━━━ AVAILABLE RECORDS ━━━

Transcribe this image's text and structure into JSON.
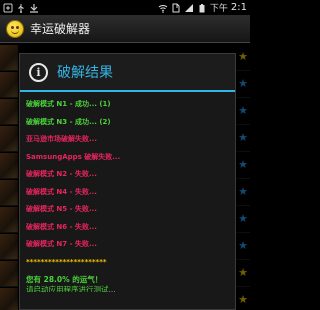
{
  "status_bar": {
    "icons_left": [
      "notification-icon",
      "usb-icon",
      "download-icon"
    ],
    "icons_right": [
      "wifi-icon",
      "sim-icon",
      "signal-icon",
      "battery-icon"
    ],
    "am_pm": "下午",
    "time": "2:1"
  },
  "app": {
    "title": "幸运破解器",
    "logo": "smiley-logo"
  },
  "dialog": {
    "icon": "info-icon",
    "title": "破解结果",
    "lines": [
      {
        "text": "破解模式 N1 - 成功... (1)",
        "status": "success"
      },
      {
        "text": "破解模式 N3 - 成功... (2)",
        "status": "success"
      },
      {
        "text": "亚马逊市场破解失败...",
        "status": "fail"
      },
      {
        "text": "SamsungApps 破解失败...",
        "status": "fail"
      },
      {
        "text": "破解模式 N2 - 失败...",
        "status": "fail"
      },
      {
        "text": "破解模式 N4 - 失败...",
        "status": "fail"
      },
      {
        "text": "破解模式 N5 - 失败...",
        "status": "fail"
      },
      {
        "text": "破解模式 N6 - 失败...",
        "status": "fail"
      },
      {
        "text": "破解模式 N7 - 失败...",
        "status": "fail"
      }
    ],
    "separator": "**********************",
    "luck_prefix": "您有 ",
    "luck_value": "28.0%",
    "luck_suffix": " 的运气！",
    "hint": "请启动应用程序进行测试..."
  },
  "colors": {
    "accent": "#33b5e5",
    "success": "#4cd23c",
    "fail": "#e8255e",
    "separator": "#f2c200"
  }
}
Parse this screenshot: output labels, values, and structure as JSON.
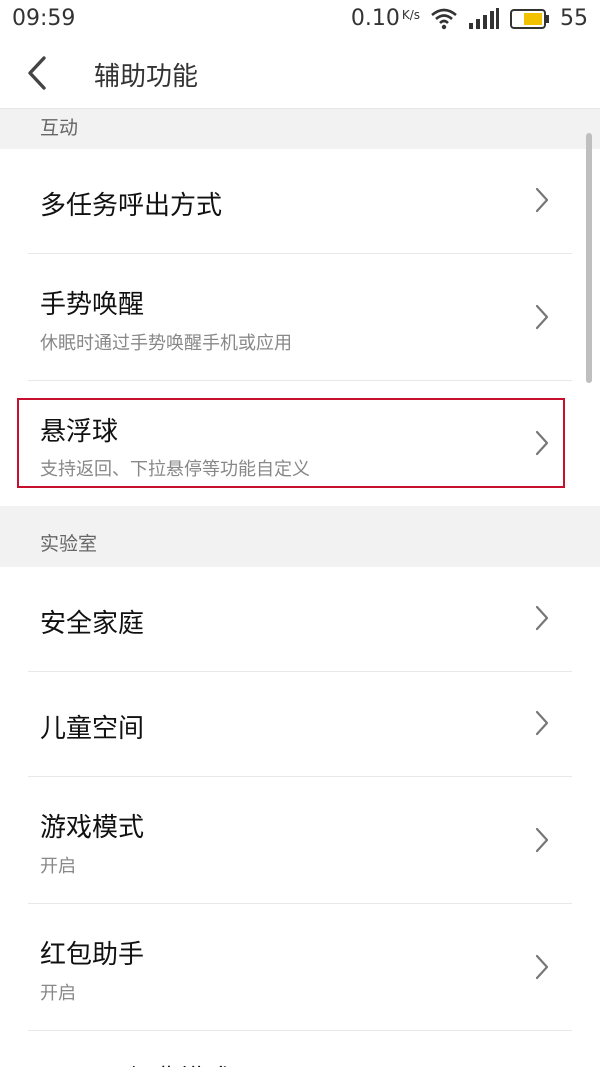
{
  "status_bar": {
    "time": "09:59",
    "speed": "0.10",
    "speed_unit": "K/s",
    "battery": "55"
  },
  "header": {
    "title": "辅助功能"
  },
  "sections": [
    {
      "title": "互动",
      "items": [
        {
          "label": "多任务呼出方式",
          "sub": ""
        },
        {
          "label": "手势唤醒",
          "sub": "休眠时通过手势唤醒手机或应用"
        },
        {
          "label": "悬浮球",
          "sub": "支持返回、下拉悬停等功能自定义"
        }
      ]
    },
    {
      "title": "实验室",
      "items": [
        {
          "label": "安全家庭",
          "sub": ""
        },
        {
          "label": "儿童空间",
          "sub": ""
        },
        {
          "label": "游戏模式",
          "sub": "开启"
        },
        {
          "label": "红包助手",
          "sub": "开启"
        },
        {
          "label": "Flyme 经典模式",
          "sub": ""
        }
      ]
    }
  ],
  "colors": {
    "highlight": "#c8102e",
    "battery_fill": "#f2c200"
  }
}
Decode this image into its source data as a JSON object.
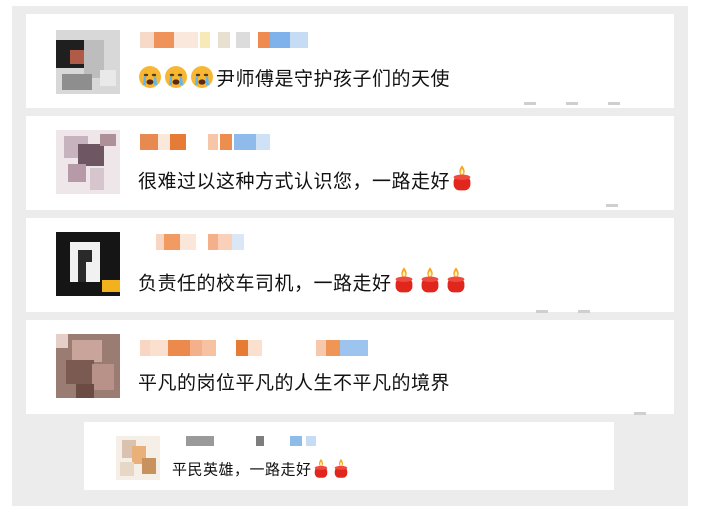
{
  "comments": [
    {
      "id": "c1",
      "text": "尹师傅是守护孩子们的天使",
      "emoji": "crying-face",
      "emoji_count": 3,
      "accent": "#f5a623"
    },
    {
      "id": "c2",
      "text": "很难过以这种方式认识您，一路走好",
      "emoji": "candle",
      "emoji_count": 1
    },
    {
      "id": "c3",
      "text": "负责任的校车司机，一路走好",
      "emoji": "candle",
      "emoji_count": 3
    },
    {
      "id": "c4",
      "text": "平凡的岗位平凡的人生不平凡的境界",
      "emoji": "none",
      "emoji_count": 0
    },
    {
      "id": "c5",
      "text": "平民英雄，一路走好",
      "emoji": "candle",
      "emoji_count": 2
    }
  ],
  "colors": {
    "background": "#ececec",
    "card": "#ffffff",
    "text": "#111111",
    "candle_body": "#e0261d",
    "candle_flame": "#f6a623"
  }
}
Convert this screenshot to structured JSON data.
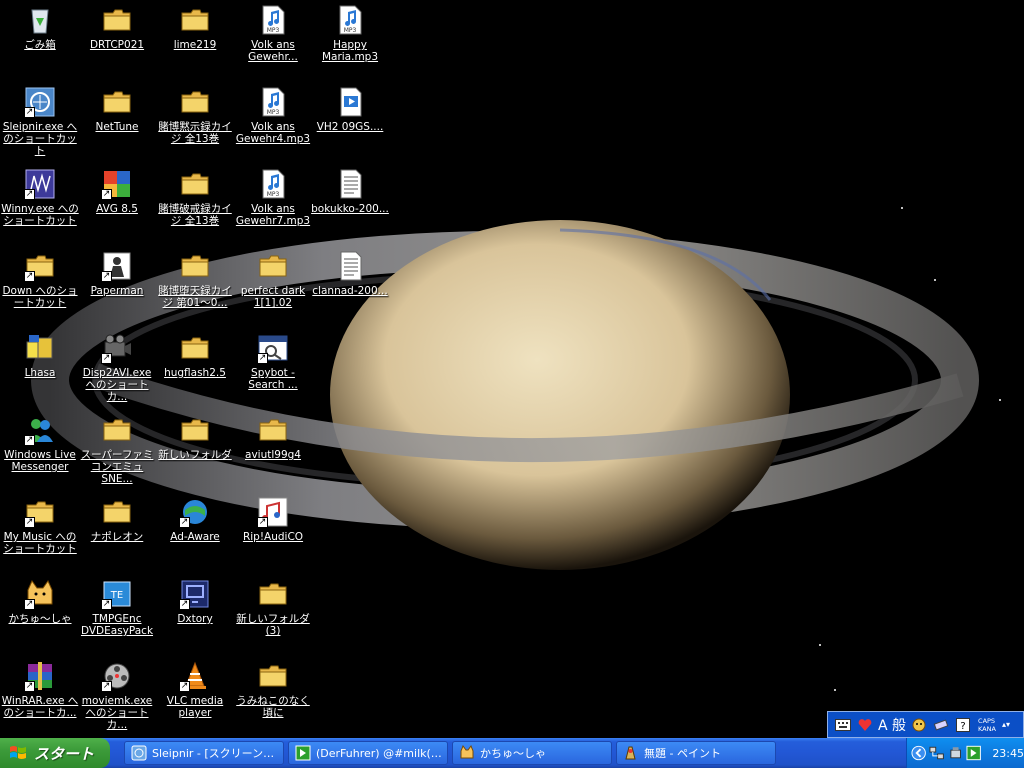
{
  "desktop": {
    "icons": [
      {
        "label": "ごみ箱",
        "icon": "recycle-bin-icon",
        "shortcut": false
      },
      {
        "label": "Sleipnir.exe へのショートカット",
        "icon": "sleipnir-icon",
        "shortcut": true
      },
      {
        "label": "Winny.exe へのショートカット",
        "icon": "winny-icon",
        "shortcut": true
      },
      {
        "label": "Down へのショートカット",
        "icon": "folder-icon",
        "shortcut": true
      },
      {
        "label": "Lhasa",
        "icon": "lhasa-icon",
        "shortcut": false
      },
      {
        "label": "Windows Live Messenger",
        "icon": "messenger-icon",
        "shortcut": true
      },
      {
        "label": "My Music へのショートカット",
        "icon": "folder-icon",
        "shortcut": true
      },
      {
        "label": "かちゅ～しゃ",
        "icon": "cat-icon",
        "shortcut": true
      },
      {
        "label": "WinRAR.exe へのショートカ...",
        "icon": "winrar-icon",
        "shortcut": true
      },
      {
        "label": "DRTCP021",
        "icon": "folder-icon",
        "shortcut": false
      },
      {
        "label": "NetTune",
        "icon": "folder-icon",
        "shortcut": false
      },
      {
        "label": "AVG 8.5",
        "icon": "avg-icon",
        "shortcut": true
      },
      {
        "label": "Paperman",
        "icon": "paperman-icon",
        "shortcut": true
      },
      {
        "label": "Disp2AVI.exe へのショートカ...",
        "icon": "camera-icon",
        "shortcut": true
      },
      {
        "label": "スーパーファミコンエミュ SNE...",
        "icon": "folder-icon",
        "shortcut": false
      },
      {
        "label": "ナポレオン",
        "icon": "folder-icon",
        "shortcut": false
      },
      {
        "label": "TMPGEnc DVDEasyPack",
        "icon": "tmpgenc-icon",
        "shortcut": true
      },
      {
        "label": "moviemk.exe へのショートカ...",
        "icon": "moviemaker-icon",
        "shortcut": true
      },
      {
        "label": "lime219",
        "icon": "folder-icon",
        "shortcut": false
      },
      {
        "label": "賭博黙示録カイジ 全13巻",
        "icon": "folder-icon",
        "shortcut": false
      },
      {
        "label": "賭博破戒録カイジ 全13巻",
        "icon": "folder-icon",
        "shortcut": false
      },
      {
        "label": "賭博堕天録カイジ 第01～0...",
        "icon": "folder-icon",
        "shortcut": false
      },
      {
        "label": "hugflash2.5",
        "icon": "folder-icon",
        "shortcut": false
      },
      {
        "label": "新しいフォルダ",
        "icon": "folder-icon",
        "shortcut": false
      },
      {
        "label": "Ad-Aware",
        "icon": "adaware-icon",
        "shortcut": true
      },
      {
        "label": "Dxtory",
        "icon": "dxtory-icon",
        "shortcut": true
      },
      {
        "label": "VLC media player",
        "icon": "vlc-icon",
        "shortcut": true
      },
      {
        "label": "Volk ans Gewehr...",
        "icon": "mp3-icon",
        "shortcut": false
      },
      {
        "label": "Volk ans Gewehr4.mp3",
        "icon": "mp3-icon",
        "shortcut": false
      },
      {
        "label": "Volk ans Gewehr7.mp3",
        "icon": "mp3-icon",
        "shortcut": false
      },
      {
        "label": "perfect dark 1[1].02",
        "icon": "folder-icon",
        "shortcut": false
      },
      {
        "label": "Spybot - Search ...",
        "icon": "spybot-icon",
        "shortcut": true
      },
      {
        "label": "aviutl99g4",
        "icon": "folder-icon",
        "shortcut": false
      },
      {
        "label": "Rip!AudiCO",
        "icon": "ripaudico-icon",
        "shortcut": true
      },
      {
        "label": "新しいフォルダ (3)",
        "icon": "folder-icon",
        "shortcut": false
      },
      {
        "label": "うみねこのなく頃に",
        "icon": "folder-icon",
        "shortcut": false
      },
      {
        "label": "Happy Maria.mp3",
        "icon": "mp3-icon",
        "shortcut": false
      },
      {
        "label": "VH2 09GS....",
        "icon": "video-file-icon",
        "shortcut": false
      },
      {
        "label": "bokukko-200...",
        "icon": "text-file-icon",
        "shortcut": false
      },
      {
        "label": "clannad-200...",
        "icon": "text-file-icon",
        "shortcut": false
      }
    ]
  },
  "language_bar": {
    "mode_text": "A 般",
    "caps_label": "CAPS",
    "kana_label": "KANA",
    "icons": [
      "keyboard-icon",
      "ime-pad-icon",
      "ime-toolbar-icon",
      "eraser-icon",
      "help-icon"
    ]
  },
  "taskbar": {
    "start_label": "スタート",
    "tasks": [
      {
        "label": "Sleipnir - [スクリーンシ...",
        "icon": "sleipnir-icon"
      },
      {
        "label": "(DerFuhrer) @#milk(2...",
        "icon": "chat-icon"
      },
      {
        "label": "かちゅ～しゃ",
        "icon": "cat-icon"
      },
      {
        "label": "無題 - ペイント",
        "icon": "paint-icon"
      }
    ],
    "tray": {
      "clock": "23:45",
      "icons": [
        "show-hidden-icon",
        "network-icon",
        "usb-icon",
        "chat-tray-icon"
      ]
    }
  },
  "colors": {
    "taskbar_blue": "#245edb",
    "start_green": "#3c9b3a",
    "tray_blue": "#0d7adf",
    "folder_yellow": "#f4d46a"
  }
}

━━━

WHAT IS BEING ASKED »
Look through the lines above and collect those with the word "screenshot".

FINISHED ANSWER »
Parse this screenshot: output labels, values, and structure as JSON.
Convert this screenshot to structured JSON data.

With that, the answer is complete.